TASK PROMPT: A faithful transcription of all the data is required.
——————————
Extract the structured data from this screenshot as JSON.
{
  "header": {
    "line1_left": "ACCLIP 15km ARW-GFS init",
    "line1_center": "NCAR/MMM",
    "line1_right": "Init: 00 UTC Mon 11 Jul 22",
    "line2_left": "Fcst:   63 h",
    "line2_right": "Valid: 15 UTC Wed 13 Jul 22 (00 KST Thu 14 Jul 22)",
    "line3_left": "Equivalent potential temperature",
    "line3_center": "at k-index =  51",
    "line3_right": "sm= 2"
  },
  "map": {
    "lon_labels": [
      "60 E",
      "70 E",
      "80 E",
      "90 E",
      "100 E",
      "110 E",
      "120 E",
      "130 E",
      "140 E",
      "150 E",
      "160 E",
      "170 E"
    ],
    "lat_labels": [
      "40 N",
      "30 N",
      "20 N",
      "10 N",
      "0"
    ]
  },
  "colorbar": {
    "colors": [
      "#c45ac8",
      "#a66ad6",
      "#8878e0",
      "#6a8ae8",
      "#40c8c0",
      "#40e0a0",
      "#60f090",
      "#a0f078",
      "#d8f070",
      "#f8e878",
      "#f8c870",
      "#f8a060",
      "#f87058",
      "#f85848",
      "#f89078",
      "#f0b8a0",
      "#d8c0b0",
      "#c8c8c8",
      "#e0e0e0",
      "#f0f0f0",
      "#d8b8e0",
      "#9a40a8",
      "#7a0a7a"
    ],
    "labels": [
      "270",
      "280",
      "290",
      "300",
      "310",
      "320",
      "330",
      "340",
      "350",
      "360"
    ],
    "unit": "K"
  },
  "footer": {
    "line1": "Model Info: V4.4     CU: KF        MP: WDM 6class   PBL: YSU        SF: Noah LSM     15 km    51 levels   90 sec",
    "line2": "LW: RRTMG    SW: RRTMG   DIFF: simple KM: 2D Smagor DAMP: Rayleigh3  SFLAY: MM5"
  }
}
——————————
SOLVED PROBLEM:
Extract the structured data from this screenshot as JSON.
{
  "header": {
    "line1_left": "ACCLIP 15km ARW-GFS init",
    "line1_center": "NCAR/MMM",
    "line1_right": "Init: 00 UTC Mon 11 Jul 22",
    "line2_left": "Fcst:   63 h",
    "line2_right": "Valid: 15 UTC Wed 13 Jul 22 (00 KST Thu 14 Jul 22)",
    "line3_left": "Equivalent potential temperature",
    "line3_center": "at k-index =  51",
    "line3_right": "sm= 2"
  },
  "map": {
    "lon_labels": [
      "60 E",
      "70 E",
      "80 E",
      "90 E",
      "100 E",
      "110 E",
      "120 E",
      "130 E",
      "140 E",
      "150 E",
      "160 E",
      "170 E"
    ],
    "lat_labels": [
      "40 N",
      "30 N",
      "20 N",
      "10 N",
      "0"
    ]
  },
  "colorbar": {
    "colors": [
      "#c45ac8",
      "#a66ad6",
      "#8878e0",
      "#6a8ae8",
      "#40c8c0",
      "#40e0a0",
      "#60f090",
      "#a0f078",
      "#d8f070",
      "#f8e878",
      "#f8c870",
      "#f8a060",
      "#f87058",
      "#f85848",
      "#f89078",
      "#f0b8a0",
      "#d8c0b0",
      "#c8c8c8",
      "#e0e0e0",
      "#f0f0f0",
      "#d8b8e0",
      "#9a40a8",
      "#7a0a7a"
    ],
    "labels": [
      "270",
      "280",
      "290",
      "300",
      "310",
      "320",
      "330",
      "340",
      "350",
      "360"
    ],
    "unit": "K"
  },
  "footer": {
    "line1": "Model Info: V4.4     CU: KF        MP: WDM 6class   PBL: YSU        SF: Noah LSM     15 km    51 levels   90 sec",
    "line2": "LW: RRTMG    SW: RRTMG   DIFF: simple KM: 2D Smagor DAMP: Rayleigh3  SFLAY: MM5"
  }
}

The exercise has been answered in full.